I (28F) usually don’t go to his house because of past issues.

My partner and I have been together for over 11 years and in the past when my partner lived with his dad and stepmom I would go to their house to spend time with my partner.

I was always very respectful of their house and family. But every time I would visit the stepmom would throw a tantrum until I left, literally unprovoked. I would always say hi to her and try to have small talk and she would ignore me.

One night she kept banging on the door screaming for me to leave her house and I was honestly scared to even go through the door. She has said and done a lot. I stopped going to their house to avoid causing issues.

We eventually moved into our own house and things with her have been civil but I can’t help but feel so uncomfortable with her.

I get anxious being around her. When my partner goes to his dad’s with our son I normally stay home to avoid feeling uncomfortable. Her daughters are also very negative towards us and even went as far as saying we shouldn’t have any more kids because they don’t think we are good parents which is far from the truth.

This statement was after I expressed I wanted one more kid. We currently have two kids.

Now we’ve been celebrating my son’s birthday all week since it’s also spring break so we’ve been out and about and today we are celebrating at my parents’ house.

Tomorrow morning I plan to bake him a cake and decorate the house to surprise him when he wakes up. I think my partner is going to his dad’s in the afternoon with our son so they can spend time with him but with all the negativity in that family I just don’t want to go.

I want to add that last year for my son’s bday we went to their house and as soon as we got there my partner’s stepmom got upset with us, didn’t let us know why she was angry, and went upstairs and stayed there the whole time.

This happened within a minute of us arriving and greeting her. Even when we sang Happy Birthday she was upstairs.

So WIBTJ if I decide not to go to their house even if it’s to celebrate my son’s bday with my partner’s family?”

▶ _DATASET CONTENT_:
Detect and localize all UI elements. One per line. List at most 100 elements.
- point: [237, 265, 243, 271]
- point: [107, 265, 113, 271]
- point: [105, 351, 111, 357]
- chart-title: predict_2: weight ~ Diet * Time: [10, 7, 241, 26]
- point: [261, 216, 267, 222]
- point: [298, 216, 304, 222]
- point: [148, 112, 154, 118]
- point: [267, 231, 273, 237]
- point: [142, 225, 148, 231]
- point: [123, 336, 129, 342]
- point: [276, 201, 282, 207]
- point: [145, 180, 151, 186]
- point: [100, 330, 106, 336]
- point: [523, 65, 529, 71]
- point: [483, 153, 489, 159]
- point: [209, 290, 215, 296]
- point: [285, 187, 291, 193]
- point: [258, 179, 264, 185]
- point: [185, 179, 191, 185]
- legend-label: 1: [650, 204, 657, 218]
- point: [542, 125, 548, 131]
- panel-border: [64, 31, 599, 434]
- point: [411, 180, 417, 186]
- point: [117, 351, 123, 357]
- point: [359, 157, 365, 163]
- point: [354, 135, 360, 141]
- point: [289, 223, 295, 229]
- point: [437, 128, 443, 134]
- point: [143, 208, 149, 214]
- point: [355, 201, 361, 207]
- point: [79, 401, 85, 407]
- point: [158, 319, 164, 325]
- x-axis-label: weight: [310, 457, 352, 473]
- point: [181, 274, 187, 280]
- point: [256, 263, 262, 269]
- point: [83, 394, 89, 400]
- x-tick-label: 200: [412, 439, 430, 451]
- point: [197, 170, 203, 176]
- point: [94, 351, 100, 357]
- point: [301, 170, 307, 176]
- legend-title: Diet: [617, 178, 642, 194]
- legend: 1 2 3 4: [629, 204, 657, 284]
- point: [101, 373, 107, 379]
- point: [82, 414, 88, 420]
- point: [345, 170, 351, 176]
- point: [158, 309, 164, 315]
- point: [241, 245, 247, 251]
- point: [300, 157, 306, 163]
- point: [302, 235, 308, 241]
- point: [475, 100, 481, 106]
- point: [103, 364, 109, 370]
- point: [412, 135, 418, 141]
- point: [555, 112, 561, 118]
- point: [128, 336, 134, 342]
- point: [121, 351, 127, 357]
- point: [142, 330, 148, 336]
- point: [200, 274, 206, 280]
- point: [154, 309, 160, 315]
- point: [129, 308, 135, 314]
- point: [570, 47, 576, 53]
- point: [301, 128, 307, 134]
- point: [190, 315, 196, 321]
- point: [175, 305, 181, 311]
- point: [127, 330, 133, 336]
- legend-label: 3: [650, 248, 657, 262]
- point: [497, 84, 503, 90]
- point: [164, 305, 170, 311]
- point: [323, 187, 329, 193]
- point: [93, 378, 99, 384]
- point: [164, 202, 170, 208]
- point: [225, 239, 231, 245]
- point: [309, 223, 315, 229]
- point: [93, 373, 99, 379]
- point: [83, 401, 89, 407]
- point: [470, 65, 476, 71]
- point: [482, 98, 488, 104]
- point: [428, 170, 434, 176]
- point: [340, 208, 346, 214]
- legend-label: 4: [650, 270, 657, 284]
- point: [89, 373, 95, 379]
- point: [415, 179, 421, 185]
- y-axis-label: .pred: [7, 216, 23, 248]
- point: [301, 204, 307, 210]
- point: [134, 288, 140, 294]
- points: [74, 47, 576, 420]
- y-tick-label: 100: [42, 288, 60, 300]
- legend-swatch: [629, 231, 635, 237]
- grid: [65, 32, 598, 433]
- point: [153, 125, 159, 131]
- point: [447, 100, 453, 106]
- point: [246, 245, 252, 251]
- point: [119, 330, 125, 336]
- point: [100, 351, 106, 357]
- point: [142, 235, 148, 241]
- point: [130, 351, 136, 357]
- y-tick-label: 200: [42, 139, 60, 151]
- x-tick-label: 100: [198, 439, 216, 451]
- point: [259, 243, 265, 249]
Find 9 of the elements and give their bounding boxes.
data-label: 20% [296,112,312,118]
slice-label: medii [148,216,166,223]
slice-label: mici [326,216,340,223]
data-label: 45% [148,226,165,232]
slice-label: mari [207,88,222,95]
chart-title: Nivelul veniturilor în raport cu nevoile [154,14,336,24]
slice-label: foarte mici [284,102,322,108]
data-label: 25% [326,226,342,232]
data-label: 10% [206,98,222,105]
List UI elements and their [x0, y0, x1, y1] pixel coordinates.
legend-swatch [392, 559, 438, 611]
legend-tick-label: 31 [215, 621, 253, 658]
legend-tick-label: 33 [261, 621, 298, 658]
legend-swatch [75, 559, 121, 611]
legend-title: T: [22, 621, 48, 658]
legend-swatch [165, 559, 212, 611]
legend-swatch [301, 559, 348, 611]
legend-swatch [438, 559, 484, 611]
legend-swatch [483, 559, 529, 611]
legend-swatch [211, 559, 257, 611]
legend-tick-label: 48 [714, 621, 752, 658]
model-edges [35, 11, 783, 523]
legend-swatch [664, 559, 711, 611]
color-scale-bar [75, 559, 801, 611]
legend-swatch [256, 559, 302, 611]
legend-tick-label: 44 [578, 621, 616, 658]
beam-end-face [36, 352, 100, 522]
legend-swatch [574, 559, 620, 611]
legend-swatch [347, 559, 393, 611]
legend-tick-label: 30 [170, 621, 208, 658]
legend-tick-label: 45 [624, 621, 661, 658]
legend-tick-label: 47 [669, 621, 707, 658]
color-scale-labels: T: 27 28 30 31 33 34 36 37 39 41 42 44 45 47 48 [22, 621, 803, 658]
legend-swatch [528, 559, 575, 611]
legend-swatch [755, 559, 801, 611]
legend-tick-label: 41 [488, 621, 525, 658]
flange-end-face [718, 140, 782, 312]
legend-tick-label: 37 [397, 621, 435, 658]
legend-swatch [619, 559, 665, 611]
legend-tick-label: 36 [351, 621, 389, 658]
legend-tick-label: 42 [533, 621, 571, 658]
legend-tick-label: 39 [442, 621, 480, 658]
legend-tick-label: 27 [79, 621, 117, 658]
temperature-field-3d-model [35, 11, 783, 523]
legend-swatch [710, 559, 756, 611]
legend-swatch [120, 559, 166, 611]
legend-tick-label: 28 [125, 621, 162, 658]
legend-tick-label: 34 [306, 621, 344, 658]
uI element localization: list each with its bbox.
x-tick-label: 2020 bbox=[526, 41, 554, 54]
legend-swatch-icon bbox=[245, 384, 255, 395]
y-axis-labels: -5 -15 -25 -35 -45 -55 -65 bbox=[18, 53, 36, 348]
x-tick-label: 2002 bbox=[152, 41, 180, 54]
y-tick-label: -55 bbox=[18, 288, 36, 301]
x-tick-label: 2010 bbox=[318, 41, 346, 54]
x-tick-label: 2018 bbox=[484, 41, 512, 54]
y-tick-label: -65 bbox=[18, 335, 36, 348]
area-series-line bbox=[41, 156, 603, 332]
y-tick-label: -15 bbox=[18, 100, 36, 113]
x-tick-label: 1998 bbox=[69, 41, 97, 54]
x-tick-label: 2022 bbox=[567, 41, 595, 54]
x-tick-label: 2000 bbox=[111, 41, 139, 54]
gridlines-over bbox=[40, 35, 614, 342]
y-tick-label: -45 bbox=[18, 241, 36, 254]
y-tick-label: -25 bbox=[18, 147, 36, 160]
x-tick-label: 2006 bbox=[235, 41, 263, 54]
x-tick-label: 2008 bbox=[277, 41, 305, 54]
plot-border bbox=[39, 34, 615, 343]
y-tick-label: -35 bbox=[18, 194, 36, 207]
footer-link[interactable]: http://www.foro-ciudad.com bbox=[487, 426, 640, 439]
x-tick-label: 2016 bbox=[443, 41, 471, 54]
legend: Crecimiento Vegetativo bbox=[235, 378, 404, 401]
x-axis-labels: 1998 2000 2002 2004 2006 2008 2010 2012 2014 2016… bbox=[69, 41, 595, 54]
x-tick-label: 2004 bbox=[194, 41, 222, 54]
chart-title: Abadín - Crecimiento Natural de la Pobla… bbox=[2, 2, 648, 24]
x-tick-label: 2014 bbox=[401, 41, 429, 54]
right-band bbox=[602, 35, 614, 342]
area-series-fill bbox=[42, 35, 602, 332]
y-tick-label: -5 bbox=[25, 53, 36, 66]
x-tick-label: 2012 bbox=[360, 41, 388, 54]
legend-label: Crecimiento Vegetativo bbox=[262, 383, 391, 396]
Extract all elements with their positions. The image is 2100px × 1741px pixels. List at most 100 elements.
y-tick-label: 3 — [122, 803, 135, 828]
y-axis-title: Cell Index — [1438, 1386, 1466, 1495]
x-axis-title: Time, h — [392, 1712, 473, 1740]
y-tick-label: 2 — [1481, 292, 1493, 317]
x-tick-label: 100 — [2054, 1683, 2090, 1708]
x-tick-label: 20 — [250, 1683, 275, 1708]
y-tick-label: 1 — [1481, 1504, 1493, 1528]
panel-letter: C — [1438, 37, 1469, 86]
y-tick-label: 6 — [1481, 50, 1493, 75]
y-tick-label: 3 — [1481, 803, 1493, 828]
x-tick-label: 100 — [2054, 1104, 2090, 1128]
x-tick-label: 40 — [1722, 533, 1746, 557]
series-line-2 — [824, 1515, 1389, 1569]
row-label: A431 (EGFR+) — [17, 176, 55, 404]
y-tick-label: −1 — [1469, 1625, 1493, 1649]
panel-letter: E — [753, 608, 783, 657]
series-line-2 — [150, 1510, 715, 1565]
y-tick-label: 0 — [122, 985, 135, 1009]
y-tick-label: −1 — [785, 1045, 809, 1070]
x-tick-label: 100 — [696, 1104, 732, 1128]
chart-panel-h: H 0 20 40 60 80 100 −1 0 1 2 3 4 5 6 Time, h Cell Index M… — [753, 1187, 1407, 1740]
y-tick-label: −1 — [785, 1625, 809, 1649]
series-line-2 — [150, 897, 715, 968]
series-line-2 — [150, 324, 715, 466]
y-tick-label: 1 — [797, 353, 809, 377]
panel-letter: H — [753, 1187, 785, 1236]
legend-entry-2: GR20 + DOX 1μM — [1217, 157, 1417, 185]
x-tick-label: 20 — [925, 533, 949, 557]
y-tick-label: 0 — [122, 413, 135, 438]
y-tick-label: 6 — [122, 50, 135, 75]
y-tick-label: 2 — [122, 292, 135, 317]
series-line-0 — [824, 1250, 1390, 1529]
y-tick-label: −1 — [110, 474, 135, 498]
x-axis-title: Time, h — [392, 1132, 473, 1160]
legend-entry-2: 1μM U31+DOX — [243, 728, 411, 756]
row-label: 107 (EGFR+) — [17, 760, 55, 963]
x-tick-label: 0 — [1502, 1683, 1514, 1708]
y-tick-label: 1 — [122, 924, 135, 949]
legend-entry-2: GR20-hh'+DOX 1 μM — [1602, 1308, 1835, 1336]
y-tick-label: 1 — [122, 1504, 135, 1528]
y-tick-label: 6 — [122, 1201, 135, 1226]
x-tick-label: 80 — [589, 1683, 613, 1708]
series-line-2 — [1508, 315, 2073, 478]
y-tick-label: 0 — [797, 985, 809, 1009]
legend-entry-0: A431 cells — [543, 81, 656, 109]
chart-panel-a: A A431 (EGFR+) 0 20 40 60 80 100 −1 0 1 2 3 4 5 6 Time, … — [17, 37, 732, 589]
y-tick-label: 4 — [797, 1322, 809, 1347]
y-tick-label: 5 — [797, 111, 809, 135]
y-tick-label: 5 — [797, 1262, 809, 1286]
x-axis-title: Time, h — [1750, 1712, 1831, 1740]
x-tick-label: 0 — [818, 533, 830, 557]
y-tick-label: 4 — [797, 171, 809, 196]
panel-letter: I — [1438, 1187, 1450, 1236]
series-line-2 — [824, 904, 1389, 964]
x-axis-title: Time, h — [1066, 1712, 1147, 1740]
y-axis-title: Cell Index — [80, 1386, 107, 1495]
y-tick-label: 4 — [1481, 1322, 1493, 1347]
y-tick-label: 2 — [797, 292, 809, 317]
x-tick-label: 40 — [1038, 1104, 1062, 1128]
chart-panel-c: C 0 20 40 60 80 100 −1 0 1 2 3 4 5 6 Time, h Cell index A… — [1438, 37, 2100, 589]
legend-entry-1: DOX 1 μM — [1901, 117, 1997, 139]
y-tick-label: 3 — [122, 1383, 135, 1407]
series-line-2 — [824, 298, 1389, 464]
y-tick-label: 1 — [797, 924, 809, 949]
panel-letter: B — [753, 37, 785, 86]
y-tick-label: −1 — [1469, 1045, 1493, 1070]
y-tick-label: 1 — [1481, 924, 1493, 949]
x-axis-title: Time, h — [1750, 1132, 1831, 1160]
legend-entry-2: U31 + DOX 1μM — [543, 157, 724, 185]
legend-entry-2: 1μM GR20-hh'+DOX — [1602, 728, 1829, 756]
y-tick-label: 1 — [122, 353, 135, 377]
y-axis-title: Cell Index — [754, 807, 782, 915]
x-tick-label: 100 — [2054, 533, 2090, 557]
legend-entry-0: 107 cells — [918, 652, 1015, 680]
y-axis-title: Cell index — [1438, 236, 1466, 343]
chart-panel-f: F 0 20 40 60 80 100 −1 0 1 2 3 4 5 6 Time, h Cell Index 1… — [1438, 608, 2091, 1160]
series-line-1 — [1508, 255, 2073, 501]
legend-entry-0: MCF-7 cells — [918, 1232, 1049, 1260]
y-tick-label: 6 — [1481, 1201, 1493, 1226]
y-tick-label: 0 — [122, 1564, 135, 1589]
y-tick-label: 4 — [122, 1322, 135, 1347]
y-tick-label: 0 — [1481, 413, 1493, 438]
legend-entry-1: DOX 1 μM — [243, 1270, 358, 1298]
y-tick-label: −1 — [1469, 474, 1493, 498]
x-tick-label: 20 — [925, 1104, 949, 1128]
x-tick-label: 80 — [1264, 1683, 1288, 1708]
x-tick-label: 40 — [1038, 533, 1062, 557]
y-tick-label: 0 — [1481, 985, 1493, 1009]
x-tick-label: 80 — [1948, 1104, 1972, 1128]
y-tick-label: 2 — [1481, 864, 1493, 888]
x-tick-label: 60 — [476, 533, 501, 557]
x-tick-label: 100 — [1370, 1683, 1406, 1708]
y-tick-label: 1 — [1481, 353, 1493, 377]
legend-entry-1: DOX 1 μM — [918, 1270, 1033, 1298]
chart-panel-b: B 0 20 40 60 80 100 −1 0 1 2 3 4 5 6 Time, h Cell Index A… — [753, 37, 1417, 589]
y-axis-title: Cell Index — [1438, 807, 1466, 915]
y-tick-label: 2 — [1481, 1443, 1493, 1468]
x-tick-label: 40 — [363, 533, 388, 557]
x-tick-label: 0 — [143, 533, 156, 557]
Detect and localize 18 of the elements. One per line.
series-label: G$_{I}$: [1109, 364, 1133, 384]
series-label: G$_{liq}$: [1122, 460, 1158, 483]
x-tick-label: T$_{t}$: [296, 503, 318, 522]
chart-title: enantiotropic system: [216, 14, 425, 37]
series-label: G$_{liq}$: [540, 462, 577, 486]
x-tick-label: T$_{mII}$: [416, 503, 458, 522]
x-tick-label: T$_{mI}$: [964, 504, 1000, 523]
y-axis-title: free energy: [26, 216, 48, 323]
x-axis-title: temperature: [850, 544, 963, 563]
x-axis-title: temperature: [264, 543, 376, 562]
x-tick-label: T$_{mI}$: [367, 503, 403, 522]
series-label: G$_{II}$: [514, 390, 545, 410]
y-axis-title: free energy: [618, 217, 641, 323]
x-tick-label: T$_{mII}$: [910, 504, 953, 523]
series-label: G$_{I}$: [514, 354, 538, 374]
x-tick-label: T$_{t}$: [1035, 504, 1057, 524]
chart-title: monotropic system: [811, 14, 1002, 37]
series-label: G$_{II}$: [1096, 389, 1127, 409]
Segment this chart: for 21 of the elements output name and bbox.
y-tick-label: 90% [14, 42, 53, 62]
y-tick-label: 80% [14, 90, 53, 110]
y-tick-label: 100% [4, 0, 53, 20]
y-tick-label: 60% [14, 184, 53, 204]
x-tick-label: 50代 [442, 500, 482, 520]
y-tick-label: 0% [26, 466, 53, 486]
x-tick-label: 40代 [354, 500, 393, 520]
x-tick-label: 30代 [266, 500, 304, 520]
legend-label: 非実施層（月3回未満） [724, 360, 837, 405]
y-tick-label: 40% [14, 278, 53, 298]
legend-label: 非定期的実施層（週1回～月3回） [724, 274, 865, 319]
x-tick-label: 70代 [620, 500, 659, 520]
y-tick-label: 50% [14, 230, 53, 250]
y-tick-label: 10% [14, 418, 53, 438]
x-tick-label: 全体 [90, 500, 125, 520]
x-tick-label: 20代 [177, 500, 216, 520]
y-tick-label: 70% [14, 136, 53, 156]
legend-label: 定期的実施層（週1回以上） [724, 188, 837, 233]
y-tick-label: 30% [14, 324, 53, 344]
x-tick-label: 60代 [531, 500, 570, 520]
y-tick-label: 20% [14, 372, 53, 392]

▶ _ASSIGNMENT 1_: In the post about the son's birthday, how long have the writer and the partner been together?
▶ _ASSIGNMENT 2_: Continue the post about the son's birthday from where it stops.

▶ _RESULT 1_: Over 11 years.

▶ _RESULT 2_:
Another User Comments:

“No, NTJ at all! I think from a biological (I don’t know if that’s the right word, I dropped out of college lol) standpoint you’re displaying a learned response from her actions. For 11 years she has been teaching you that her house isn’t a safe place for you.

I think it would be pretty wild if you didn’t hesitate or even refuse to go there. It really sucks that you won’t get to experience that piece of the day with your child, but in no way are you the jerk in this situation.” Substantial-Lake-302

Another User Comments:

“NTJ. You can’t go. You can’t expose him to that kind of toxicity and let him grow up thinking that’s normal behavior. I think you should also be modeling the idea that spouses should have the other’s back and take a stand in the face of emotional abuse.

That might include the idea that a mother should have to stay home because the father isn’t willing to go to bat for his wife and son’s collective mental health. I don’t know why people continually walk in front of a firing squad then act all surprised when the bullets start flying.” jdogx17

Another User Comments:

“NTJ but I don’t understand why you would let your kids go there? My husband wouldn’t take my kids anywhere I was treated disrespectfully. I wouldn’t take them anywhere their dad was treated disrespectfully. I don’t get it? How do you know how your kid starts being treated when you’re not there?

Your husband doesn’t want to play into their negativity…does that apply to your kid as well as you? That could really mess your child up. I’d be a hard no on going, and an even harder no on my child going in your shoes.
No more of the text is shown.